--- PROBLEM ---
Return the count of lines with the string "content" in them, and nothing else.

--- ENTRIES SUPPLIED ---

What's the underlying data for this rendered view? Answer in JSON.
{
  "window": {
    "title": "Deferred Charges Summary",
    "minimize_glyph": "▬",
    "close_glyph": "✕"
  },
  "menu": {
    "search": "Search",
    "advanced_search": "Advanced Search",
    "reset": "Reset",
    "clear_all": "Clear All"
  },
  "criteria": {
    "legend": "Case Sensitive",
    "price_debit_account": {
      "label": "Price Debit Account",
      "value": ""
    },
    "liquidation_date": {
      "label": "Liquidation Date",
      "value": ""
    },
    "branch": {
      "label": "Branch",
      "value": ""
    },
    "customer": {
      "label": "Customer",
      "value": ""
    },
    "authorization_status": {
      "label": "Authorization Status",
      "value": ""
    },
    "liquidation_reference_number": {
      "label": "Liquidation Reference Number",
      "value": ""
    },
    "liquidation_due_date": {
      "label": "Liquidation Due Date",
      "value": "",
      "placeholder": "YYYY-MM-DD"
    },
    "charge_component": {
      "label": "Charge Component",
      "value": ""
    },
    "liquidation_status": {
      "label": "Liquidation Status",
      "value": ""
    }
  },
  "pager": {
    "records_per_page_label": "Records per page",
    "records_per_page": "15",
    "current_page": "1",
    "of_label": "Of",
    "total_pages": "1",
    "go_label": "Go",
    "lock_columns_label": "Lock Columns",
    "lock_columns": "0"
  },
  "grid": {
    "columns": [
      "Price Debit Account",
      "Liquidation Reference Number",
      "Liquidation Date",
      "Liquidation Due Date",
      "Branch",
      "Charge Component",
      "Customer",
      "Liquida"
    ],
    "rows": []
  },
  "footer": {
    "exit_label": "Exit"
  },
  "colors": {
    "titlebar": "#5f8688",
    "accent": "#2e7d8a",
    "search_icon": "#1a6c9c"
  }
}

---

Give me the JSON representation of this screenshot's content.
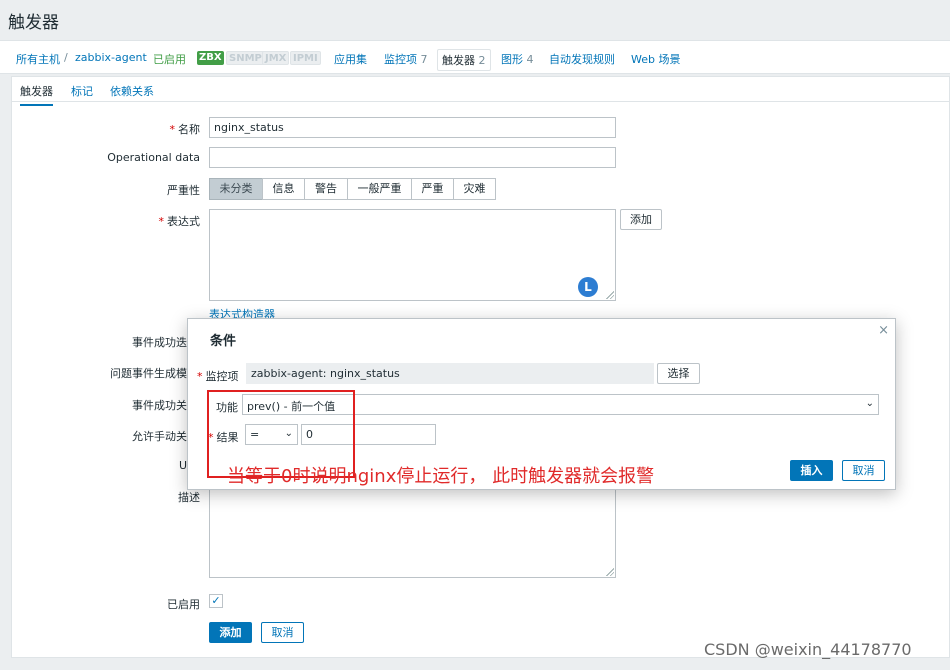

---

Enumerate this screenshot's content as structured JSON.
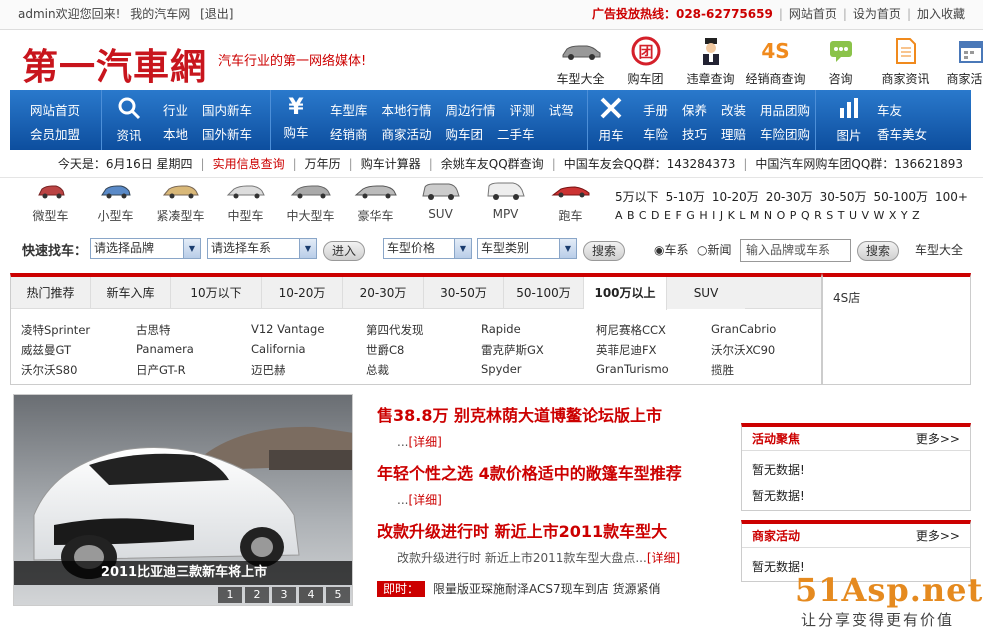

--- RESULT BELOW ---
2